Data for this exercise -
====================

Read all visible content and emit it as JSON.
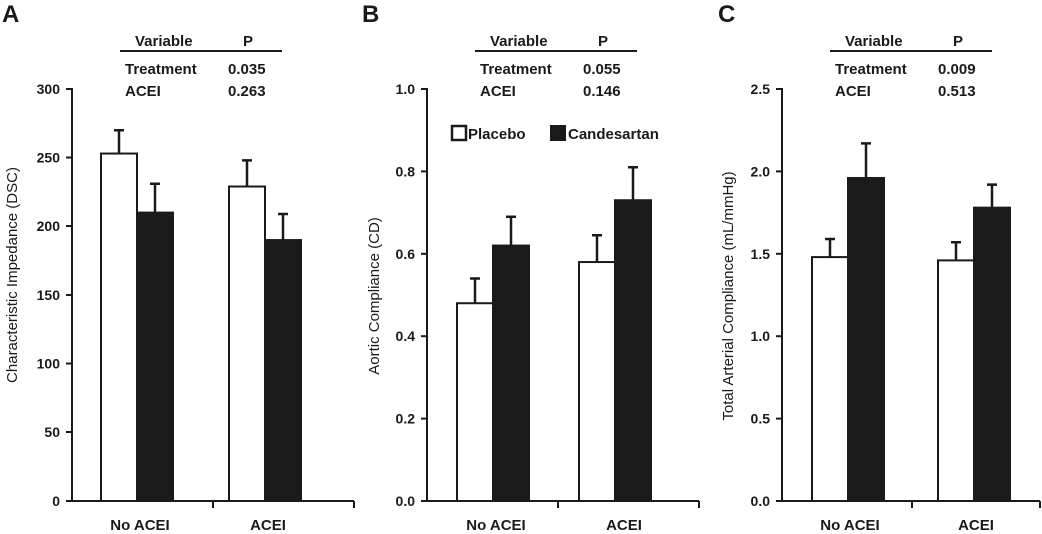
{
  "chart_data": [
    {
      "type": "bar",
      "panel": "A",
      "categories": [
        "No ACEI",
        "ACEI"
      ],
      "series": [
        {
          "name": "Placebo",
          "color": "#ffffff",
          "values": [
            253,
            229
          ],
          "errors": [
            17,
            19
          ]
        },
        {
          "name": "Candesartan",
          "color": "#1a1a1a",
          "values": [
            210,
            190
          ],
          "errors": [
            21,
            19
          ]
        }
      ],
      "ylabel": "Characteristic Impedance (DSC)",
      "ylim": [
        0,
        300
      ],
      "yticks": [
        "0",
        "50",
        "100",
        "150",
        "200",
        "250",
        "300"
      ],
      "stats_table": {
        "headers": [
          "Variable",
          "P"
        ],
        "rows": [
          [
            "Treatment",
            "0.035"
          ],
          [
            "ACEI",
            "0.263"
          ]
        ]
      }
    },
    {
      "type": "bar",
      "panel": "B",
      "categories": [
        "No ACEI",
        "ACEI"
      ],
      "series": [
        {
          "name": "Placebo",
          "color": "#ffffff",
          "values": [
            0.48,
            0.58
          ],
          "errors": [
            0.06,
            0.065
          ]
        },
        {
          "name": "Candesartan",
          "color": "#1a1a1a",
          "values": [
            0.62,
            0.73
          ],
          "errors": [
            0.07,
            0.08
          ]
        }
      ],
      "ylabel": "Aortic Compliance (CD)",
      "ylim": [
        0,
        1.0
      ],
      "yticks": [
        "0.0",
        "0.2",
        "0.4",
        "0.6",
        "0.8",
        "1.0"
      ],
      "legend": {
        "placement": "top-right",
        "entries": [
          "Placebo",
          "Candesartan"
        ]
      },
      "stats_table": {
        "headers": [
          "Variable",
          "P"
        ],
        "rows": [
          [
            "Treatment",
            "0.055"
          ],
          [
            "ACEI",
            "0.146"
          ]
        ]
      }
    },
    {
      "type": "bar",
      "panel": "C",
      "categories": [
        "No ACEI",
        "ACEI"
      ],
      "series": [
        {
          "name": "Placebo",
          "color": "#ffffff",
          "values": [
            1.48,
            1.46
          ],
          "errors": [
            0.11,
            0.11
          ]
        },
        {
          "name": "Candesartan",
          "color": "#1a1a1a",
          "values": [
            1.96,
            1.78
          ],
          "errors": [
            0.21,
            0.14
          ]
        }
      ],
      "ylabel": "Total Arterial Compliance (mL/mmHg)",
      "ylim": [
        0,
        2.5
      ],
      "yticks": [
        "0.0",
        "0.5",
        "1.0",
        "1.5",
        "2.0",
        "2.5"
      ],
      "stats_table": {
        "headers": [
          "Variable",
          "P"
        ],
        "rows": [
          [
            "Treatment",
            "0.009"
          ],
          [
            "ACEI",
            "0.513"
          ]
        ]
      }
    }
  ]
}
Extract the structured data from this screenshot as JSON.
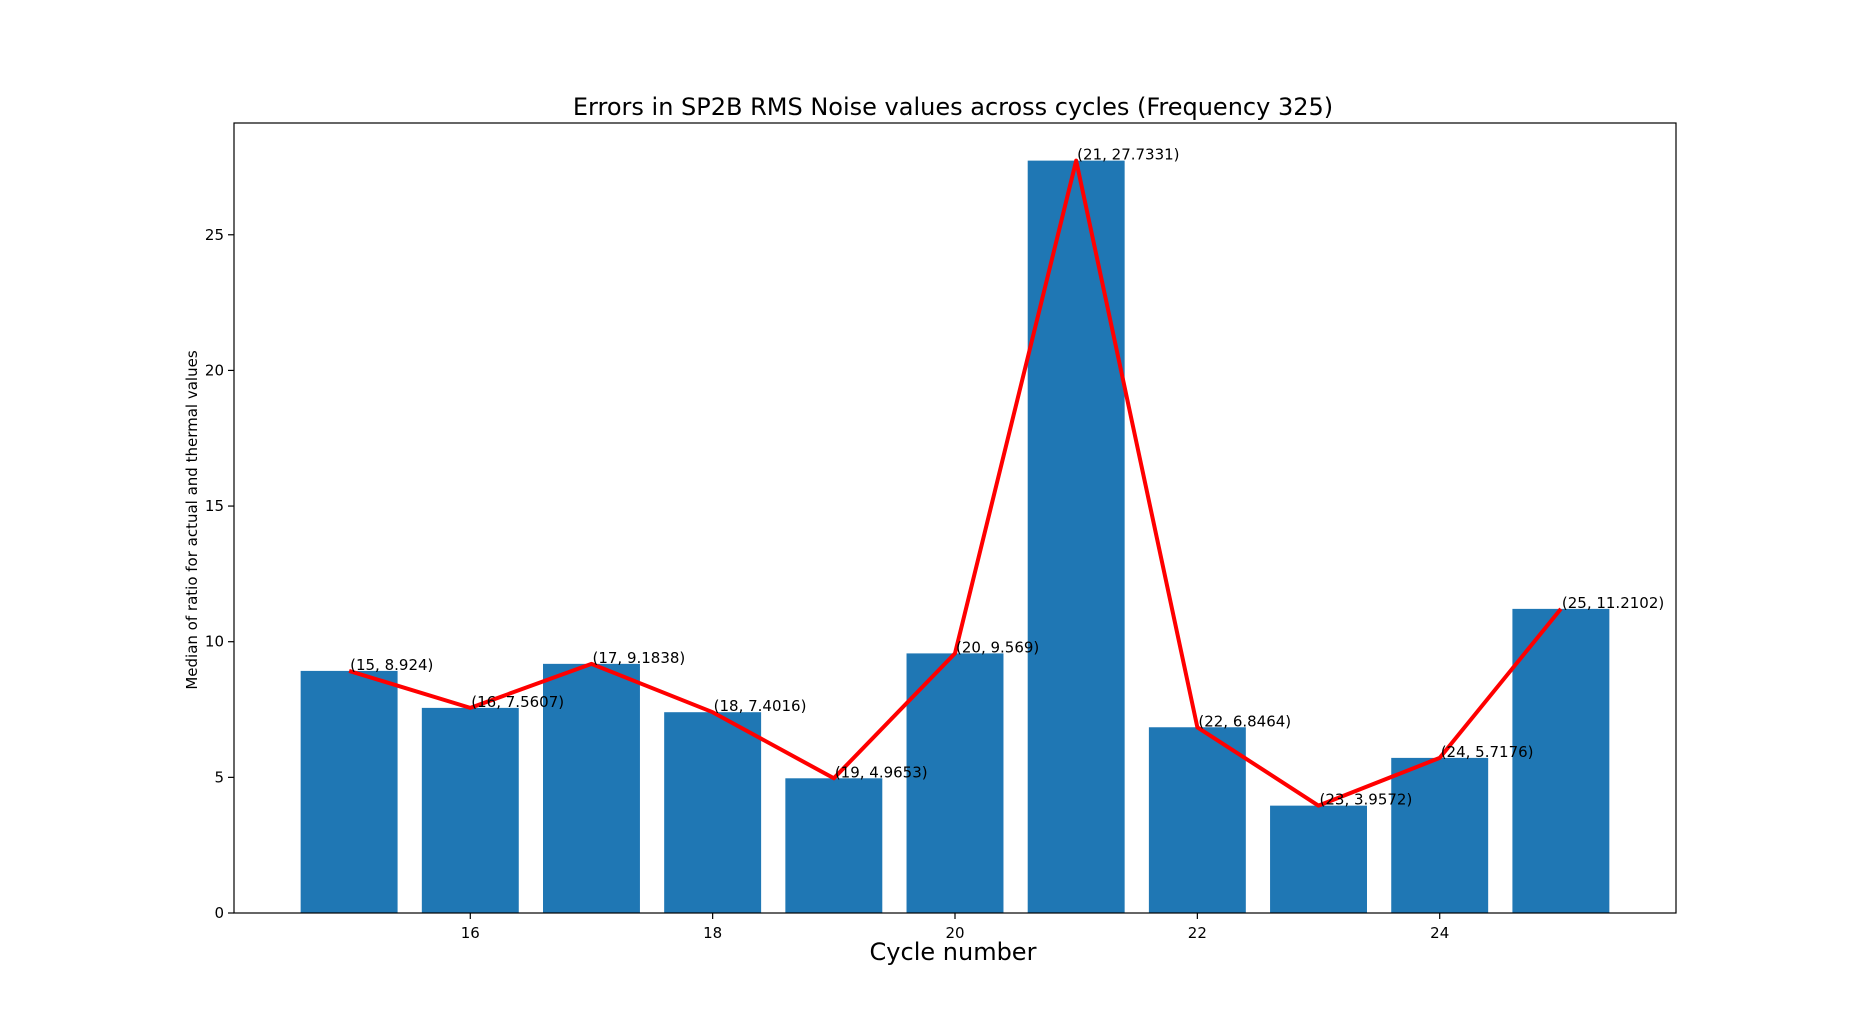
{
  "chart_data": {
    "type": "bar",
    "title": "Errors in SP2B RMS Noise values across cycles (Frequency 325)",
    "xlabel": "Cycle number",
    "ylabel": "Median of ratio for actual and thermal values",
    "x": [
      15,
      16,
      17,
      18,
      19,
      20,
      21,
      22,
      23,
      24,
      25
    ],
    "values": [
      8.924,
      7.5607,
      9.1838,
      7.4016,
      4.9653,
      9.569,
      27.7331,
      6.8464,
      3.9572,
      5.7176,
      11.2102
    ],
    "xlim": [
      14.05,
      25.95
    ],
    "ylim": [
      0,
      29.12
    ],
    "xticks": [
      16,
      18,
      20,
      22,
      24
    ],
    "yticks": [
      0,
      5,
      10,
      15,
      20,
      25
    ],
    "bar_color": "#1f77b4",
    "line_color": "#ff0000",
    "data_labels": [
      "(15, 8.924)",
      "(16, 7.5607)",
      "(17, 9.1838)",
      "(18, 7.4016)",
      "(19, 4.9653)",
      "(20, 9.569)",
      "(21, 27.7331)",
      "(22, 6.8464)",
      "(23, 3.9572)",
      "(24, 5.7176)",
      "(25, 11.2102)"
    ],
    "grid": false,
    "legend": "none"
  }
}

====================

Exercise requirements - Looking at the material above, count the lines that hold "JSON" and give the total alone.

Correct output - 2